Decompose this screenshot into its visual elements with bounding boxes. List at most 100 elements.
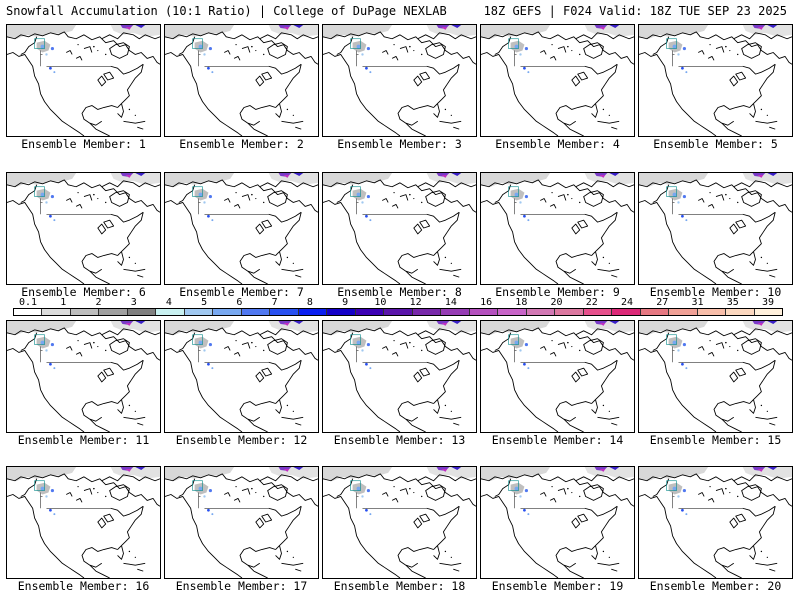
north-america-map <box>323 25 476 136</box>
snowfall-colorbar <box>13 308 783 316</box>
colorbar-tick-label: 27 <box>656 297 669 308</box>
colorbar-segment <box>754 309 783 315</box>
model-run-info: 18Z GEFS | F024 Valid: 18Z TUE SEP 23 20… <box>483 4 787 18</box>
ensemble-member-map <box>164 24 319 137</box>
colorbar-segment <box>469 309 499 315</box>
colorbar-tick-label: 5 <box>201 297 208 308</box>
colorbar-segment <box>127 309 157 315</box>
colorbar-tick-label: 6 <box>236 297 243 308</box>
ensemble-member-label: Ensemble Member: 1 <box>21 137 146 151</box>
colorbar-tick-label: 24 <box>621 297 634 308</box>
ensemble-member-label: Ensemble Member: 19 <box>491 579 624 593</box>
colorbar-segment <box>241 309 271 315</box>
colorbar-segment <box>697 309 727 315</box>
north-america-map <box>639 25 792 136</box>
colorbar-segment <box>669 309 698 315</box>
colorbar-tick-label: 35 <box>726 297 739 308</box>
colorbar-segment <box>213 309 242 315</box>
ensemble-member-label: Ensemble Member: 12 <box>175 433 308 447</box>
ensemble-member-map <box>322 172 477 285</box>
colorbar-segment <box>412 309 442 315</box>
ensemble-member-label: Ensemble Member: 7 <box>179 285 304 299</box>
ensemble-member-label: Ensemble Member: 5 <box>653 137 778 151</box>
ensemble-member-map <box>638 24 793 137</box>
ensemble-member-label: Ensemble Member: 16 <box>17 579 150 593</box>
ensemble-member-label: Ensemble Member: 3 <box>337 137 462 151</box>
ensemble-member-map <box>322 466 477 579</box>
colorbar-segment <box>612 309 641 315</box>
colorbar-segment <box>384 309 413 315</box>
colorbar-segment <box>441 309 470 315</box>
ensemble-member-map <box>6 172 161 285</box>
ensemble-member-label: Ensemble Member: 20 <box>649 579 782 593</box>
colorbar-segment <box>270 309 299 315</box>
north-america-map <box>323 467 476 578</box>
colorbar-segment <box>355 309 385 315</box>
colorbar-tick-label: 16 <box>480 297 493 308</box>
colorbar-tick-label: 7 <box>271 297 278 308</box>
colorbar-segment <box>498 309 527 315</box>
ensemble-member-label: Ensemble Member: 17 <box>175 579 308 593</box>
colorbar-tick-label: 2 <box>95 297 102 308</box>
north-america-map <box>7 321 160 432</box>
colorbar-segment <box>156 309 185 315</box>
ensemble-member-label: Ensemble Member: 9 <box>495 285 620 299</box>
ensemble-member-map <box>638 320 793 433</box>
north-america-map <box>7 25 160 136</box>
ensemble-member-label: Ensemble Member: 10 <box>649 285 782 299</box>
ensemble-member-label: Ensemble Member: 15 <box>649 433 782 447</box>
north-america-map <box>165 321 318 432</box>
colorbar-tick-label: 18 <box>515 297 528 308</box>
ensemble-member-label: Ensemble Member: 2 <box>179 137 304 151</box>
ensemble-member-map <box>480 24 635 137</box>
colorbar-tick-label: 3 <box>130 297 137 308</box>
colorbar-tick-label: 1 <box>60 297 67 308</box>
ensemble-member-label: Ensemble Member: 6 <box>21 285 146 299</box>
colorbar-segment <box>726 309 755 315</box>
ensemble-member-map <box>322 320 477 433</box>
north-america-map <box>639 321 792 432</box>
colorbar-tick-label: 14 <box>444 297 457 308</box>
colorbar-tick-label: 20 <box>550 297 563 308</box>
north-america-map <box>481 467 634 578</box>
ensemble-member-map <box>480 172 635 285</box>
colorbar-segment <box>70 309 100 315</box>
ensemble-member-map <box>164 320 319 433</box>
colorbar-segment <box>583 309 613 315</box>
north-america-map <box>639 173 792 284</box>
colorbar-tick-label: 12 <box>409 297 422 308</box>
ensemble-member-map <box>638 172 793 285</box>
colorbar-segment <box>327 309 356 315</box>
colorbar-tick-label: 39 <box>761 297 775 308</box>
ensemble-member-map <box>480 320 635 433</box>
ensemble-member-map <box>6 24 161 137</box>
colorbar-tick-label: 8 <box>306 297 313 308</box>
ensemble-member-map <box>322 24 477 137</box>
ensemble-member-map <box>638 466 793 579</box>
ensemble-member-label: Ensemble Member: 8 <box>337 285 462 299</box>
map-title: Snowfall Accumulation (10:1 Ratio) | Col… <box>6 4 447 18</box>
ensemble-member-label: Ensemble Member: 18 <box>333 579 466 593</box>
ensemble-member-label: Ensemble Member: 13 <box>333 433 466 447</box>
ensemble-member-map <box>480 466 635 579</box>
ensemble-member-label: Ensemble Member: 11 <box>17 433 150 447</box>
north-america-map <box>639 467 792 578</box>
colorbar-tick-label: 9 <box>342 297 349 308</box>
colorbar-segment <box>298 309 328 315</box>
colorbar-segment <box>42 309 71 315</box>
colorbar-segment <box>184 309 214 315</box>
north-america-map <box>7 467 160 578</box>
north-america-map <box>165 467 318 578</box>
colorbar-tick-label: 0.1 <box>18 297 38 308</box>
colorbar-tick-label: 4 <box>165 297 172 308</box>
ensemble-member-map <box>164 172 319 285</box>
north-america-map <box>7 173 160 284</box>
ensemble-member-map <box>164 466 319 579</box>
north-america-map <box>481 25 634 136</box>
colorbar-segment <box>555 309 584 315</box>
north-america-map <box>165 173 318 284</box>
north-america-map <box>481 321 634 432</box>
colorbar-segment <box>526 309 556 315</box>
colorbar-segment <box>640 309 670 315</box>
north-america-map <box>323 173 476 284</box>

■ ■ ■ ■

GIVEN REQUEST:
Rewrite the rows above as a JSON list of strings, one per line. Omit blank lines and the pictures.

REPLY TO THE TASK:
[
  "Decompose this screenshot into its visual elements with bounding boxes. List at most 100 elements.",
  "north-america-map <box>323 25 476 136</box>",
  "snowfall-colorbar <box>13 308 783 316</box>",
  "colorbar-tick-label: 27 <box>656 297 669 308</box>",
  "colorbar-segment <box>754 309 783 315</box>",
  "model-run-info: 18Z GEFS | F024 Valid: 18Z TUE SEP 23 20… <box>483 4 787 18</box>",
  "ensemble-member-map <box>164 24 319 137</box>",
  "colorbar-segment <box>469 309 499 315</box>",
  "colorbar-tick-label: 5 <box>201 297 208 308</box>",
  "colorbar-segment <box>127 309 157 315</box>",
  "colorbar-tick-label: 6 <box>236 297 243 308</box>",
  "ensemble-member-label: Ensemble Member: 1 <box>21 137 146 151</box>",
  "colorbar-tick-label: 24 <box>621 297 634 308</box>",
  "ensemble-member-label: Ensemble Member: 19 <box>491 579 624 593</box>",
  "colorbar-segment <box>241 309 271 315</box>",
  "colorbar-segment <box>697 309 727 315</box>",
  "north-america-map <box>639 25 792 136</box>",
  "colorbar-segment <box>669 309 698 315</box>",
  "colorbar-tick-label: 35 <box>726 297 739 308</box>",
  "colorbar-segment <box>213 309 242 315</box>",
  "ensemble-member-label: Ensemble Member: 12 <box>175 433 308 447</box>",
  "ensemble-member-map <box>322 172 477 285</box>",
  "colorbar-segment <box>412 309 442 315</box>",
  "ensemble-member-label: Ensemble Member: 7 <box>179 285 304 299</box>",
  "ensemble-member-label: Ensemble Member: 5 <box>653 137 778 151</box>",
  "ensemble-member-map <box>638 24 793 137</box>",
  "ensemble-member-label: Ensemble Member: 16 <box>17 579 150 593</box>",
  "ensemble-member-label: Ensemble Member: 3 <box>337 137 462 151</box>",
  "ensemble-member-map <box>322 466 477 579</box>",
  "colorbar-segment <box>612 309 641 315</box>",
  "colorbar-segment <box>384 309 413 315</box>",
  "colorbar-segment <box>441 309 470 315</box>",
  "ensemble-member-map <box>6 172 161 285</box>",
  "ensemble-member-label: Ensemble Member: 20 <box>649 579 782 593</box>",
  "colorbar-segment <box>270 309 299 315</box>",
  "north-america-map <box>323 467 476 578</box>",
  "colorbar-segment <box>355 309 385 315</box>",
  "colorbar-tick-label: 16 <box>480 297 493 308</box>",
  "colorbar-tick-label: 7 <box>271 297 278 308</box>",
  "colorbar-segment <box>498 309 527 315</box>",
  "ensemble-member-label: Ensemble Member: 17 <box>175 579 308 593</box>",
  "colorbar-tick-label: 2 <box>95 297 102 308</box>",
  "north-america-map <box>7 321 160 432</box>",
  "colorbar-segment <box>156 309 185 315</box>",
  "ensemble-member-label: Ensemble Member: 9 <box>495 285 620 299</box>",
  "ensemble-member-map <box>638 320 793 433</box>",
  "north-america-map <box>7 25 160 136</box>",
  "ensemble-member-label: Ensemble Member: 10 <box>649 285 782 299</box>",
  "ensemble-member-label: Ensemble Member: 15 <box>649 433 782 447</box>",
  "north-america-map <box>165 321 318 432</box>",
  "colorbar-tick-label: 18 <box>515 297 528 308</box>",
  "ensemble-member-label: Ensemble Member: 2 <box>179 137 304 151</box>",
  "ensemble-member-map <box>480 24 635 137</box>",
  "colorbar-tick-label: 3 <box>130 297 137 308</box>",
  "colorbar-tick-label: 1 <box>60 297 67 308</box>",
  "ensemble-member-label: Ensemble Member: 6 <box>21 285 146 299</box>",
  "colorbar-segment <box>726 309 755 315</box>",
  "ensemble-member-map <box>322 320 477 433</box>",
  "north-america-map <box>639 321 792 432</box>",
  "colorbar-tick-label: 14 <box>444 297 457 308</box>",
  "colorbar-tick-label: 20 <box>550 297 563 308</box>",
  "north-america-map <box>481 467 634 578</box>",
  "ensemble-member-map <box>480 172 635 285</box>",
  "colorbar-segment <box>70 309 100 315</box>",
  "ensemble-member-map <box>164 320 319 433</box>",
  "colorbar-segment <box>583 309 613 315</box>",
  "north-america-map <box>639 173 792 284</box>",
  "colorbar-tick-label: 12 <box>409 297 422 308</box>",
  "ensemble-member-map <box>638 172 793 285</box>",
  "colorbar-segment <box>327 309 356 315</box>",
  "colorbar-tick-label: 39 <box>761 297 775 308</box>",
  "ensemble-member-map <box>480 320 635 433</box>",
  "ensemble-member-map <box>6 24 161 137</box>",
  "colorbar-tick-label: 8 <box>306 297 313 308</box>",
  "ensemble-member-map <box>322 24 477 137</box>",
  "ensemble-member-map <box>638 466 793 579</box>",
  "ensemble-member-label: Ensemble Member: 8 <box>337 285 462 299</box>",
  "map-title: Snowfall Accumulation (10:1 Ratio) | Col… <box>6 4 447 18</box>",
  "ensemble-member-label: Ensemble Member: 18 <box>333 579 466 593</box>",
  "ensemble-member-label: Ensemble Member: 13 <box>333 433 466 447</box>",
  "ensemble-member-map <box>480 466 635 579</box>",
  "ensemble-member-label: Ensemble Member: 11 <box>17 433 150 447</box>",
  "north-america-map <box>639 467 792 578</box>",
  "colorbar-tick-label: 9 <box>342 297 349 308</box>",
  "colorbar-segment <box>298 309 328 315</box>",
  "colorbar-segment <box>42 309 71 315</box>",
  "colorbar-segment <box>184 309 214 315</box>",
  "north-america-map <box>7 467 160 578</box>",
  "north-america-map <box>165 467 318 578</box>",
  "colorbar-tick-label: 0.1 <box>18 297 38 308</box>",
  "colorbar-tick-label: 4 <box>165 297 172 308</box>",
  "ensemble-member-map <box>164 172 319 285</box>",
  "north-america-map <box>7 173 160 284</box>",
  "ensemble-member-map <box>164 466 319 579</box>",
  "north-america-map <box>481 25 634 136</box>",
  "colorbar-segment <box>555 309 584 315</box>",
  "north-america-map <box>165 173 318 284</box>",
  "north-america-map <box>481 321 634 432</box>",
  "colorbar-segment <box>526 309 556 315</box>",
  "colorbar-segment <box>640 309 670 315</box>",
  "north-america-map <box>323 173 476 284</box>"
]